Stated problem => Reproduce all records exactly.

Records from a collection
Begin
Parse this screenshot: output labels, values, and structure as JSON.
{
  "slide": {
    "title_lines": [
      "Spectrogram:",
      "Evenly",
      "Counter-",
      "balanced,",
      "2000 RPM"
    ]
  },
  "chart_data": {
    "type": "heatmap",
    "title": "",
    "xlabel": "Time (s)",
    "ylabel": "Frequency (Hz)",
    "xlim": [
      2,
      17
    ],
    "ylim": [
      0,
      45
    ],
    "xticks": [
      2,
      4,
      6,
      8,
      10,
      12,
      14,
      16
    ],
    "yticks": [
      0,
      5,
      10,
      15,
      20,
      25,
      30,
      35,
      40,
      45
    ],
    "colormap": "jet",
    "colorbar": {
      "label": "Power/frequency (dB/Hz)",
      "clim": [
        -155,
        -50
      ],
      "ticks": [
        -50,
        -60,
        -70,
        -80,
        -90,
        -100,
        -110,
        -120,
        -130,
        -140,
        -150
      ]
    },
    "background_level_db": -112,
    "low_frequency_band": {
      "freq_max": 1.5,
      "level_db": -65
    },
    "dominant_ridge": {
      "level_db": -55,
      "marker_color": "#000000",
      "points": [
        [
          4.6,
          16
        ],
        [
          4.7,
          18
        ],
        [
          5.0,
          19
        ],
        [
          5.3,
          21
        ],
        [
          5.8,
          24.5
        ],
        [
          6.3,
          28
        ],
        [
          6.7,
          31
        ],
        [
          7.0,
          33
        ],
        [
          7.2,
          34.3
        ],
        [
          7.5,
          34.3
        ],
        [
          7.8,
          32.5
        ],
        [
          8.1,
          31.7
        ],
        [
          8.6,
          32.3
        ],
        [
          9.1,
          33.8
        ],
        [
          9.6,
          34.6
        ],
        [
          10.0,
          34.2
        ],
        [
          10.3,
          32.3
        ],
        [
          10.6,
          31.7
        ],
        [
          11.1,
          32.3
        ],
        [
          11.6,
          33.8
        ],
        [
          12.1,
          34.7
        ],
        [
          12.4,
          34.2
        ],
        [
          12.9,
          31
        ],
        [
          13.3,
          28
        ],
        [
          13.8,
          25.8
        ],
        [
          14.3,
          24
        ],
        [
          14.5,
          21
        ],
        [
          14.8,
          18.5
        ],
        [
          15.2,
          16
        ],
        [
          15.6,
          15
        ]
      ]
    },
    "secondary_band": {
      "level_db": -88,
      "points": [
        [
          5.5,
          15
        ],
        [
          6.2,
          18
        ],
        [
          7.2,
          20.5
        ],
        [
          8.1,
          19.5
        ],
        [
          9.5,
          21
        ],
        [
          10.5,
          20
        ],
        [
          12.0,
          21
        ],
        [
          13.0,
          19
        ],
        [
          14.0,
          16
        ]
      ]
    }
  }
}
End
Solved exercise =>
Parse this screenshot: output labels, values, and structure as JSON.
{
  "slide": {
    "title_lines": [
      "Spectrogram:",
      "Evenly",
      "Counter-",
      "balanced,",
      "2000 RPM"
    ]
  },
  "chart_data": {
    "type": "heatmap",
    "title": "",
    "xlabel": "Time (s)",
    "ylabel": "Frequency (Hz)",
    "xlim": [
      2,
      17
    ],
    "ylim": [
      0,
      45
    ],
    "xticks": [
      2,
      4,
      6,
      8,
      10,
      12,
      14,
      16
    ],
    "yticks": [
      0,
      5,
      10,
      15,
      20,
      25,
      30,
      35,
      40,
      45
    ],
    "colormap": "jet",
    "colorbar": {
      "label": "Power/frequency (dB/Hz)",
      "clim": [
        -155,
        -50
      ],
      "ticks": [
        -50,
        -60,
        -70,
        -80,
        -90,
        -100,
        -110,
        -120,
        -130,
        -140,
        -150
      ]
    },
    "background_level_db": -112,
    "low_frequency_band": {
      "freq_max": 1.5,
      "level_db": -65
    },
    "dominant_ridge": {
      "level_db": -55,
      "marker_color": "#000000",
      "points": [
        [
          4.6,
          16
        ],
        [
          4.7,
          18
        ],
        [
          5.0,
          19
        ],
        [
          5.3,
          21
        ],
        [
          5.8,
          24.5
        ],
        [
          6.3,
          28
        ],
        [
          6.7,
          31
        ],
        [
          7.0,
          33
        ],
        [
          7.2,
          34.3
        ],
        [
          7.5,
          34.3
        ],
        [
          7.8,
          32.5
        ],
        [
          8.1,
          31.7
        ],
        [
          8.6,
          32.3
        ],
        [
          9.1,
          33.8
        ],
        [
          9.6,
          34.6
        ],
        [
          10.0,
          34.2
        ],
        [
          10.3,
          32.3
        ],
        [
          10.6,
          31.7
        ],
        [
          11.1,
          32.3
        ],
        [
          11.6,
          33.8
        ],
        [
          12.1,
          34.7
        ],
        [
          12.4,
          34.2
        ],
        [
          12.9,
          31
        ],
        [
          13.3,
          28
        ],
        [
          13.8,
          25.8
        ],
        [
          14.3,
          24
        ],
        [
          14.5,
          21
        ],
        [
          14.8,
          18.5
        ],
        [
          15.2,
          16
        ],
        [
          15.6,
          15
        ]
      ]
    },
    "secondary_band": {
      "level_db": -88,
      "points": [
        [
          5.5,
          15
        ],
        [
          6.2,
          18
        ],
        [
          7.2,
          20.5
        ],
        [
          8.1,
          19.5
        ],
        [
          9.5,
          21
        ],
        [
          10.5,
          20
        ],
        [
          12.0,
          21
        ],
        [
          13.0,
          19
        ],
        [
          14.0,
          16
        ]
      ]
    }
  }
}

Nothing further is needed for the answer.